> TASK DETAILS
Could you write out every entry exactly as it stands?

(Saved entries)
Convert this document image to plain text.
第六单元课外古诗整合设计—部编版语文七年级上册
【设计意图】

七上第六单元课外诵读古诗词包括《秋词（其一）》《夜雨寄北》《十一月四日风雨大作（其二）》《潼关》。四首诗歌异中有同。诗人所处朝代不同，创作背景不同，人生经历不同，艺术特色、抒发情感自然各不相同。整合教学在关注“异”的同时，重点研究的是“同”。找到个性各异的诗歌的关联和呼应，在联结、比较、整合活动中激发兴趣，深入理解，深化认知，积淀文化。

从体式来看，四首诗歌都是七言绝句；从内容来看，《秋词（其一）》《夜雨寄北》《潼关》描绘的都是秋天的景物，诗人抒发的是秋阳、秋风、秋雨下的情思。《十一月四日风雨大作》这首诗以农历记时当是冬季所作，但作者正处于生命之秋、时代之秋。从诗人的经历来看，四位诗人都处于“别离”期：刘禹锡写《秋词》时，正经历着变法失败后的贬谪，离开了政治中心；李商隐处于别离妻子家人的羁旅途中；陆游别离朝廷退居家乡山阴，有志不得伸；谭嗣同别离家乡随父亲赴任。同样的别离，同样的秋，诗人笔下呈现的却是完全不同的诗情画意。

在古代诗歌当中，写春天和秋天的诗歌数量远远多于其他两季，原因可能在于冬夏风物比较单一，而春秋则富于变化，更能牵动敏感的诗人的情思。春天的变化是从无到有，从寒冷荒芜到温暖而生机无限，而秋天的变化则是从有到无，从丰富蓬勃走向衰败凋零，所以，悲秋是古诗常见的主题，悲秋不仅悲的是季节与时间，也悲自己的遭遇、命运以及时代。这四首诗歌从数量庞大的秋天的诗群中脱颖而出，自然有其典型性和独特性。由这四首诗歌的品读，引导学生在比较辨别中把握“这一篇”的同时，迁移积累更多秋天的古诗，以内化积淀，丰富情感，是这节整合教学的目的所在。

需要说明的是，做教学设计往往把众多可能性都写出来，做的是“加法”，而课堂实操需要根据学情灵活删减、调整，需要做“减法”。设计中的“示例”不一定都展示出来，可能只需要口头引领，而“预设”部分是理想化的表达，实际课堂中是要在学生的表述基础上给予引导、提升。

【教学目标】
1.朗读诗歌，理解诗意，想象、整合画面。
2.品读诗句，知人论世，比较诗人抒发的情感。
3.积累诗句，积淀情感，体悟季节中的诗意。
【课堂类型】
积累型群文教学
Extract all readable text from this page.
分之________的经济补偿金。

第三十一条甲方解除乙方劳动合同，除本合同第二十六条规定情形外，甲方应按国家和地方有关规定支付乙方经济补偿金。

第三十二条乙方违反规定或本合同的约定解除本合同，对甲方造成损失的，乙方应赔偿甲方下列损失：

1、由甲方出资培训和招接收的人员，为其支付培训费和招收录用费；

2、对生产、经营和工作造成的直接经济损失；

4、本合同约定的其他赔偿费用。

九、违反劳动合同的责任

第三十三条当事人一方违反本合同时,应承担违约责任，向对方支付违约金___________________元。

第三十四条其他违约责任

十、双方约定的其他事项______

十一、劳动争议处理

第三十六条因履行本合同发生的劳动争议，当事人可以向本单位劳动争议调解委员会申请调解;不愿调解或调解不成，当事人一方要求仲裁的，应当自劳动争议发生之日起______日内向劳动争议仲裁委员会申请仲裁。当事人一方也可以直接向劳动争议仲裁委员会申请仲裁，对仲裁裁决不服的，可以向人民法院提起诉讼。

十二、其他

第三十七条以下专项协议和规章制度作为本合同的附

> CORRECT OUTPUT
Convert this document image to plain text.
第六单元课外古诗整合设计—部编版语文七年级上册
【设计意图】

七上第六单元课外诵读古诗词包括《秋词（其一）》《夜雨寄北》《十一月四日风雨大作（其二）》《潼关》。四首诗歌异中有同。诗人所处朝代不同，创作背景不同，人生经历不同，艺术特色、抒发情感自然各不相同。整合教学在关注“异”的同时，重点研究的是“同”。找到个性各异的诗歌的关联和呼应，在联结、比较、整合活动中激发兴趣，深入理解，深化认知，积淀文化。

从体式来看，四首诗歌都是七言绝句；从内容来看，《秋词（其一）》《夜雨寄北》《潼关》描绘的都是秋天的景物，诗人抒发的是秋阳、秋风、秋雨下的情思。《十一月四日风雨大作》这首诗以农历记时当是冬季所作，但作者正处于生命之秋、时代之秋。从诗人的经历来看，四位诗人都处于“别离”期：刘禹锡写《秋词》时，正经历着变法失败后的贬谪，离开了政治中心；李商隐处于别离妻子家人的羁旅途中；陆游别离朝廷退居家乡山阴，有志不得伸；谭嗣同别离家乡随父亲赴任。同样的别离，同样的秋，诗人笔下呈现的却是完全不同的诗情画意。

在古代诗歌当中，写春天和秋天的诗歌数量远远多于其他两季，原因可能在于冬夏风物比较单一，而春秋则富于变化，更能牵动敏感的诗人的情思。春天的变化是从无到有，从寒冷荒芜到温暖而生机无限，而秋天的变化则是从有到无，从丰富蓬勃走向衰败凋零，所以，悲秋是古诗常见的主题，悲秋不仅悲的是季节与时间，也悲自己的遭遇、命运以及时代。这四首诗歌从数量庞大的秋天的诗群中脱颖而出，自然有其典型性和独特性。由这四首诗歌的品读，引导学生在比较辨别中把握“这一篇”的同时，迁移积累更多秋天的古诗，以内化积淀，丰富情感，是这节整合教学的目的所在。

需要说明的是，做教学设计往往把众多可能性都写出来，做的是“加法”，而课堂实操需要根据学情灵活删减、调整，需要做“减法”。设计中的“示例”不一定都展示出来，可能只需要口头引领，而“预设”部分是理想化的表达，实际课堂中是要在学生的表述基础上给予引导、提升。

【教学目标】
1.朗读诗歌，理解诗意，想象、整合画面。
2.品读诗句，知人论世，比较诗人抒发的情感。
3.积累诗句，积淀情感，体悟季节中的诗意。
【课堂类型】
积累型群文教学
Extract all readable text from this page.
分之________的经济补偿金。

第三十一条甲方解除乙方劳动合同，除本合同第二十六条规定情形外，甲方应按国家和地方有关规定支付乙方经济补偿金。

第三十二条乙方违反规定或本合同的约定解除本合同，对甲方造成损失的，乙方应赔偿甲方下列损失：

1、由甲方出资培训和招接收的人员，为其支付培训费和招收录用费；

2、对生产、经营和工作造成的直接经济损失；

4、本合同约定的其他赔偿费用。

九、违反劳动合同的责任

第三十三条当事人一方违反本合同时,应承担违约责任，向对方支付违约金___________________元。

第三十四条其他违约责任

十、双方约定的其他事项______

十一、劳动争议处理

第三十六条因履行本合同发生的劳动争议，当事人可以向本单位劳动争议调解委员会申请调解;不愿调解或调解不成，当事人一方要求仲裁的，应当自劳动争议发生之日起______日内向劳动争议仲裁委员会申请仲裁。当事人一方也可以直接向劳动争议仲裁委员会申请仲裁，对仲裁裁决不服的，可以向人民法院提起诉讼。

十二、其他

第三十七条以下专项协议和规章制度作为本合同的附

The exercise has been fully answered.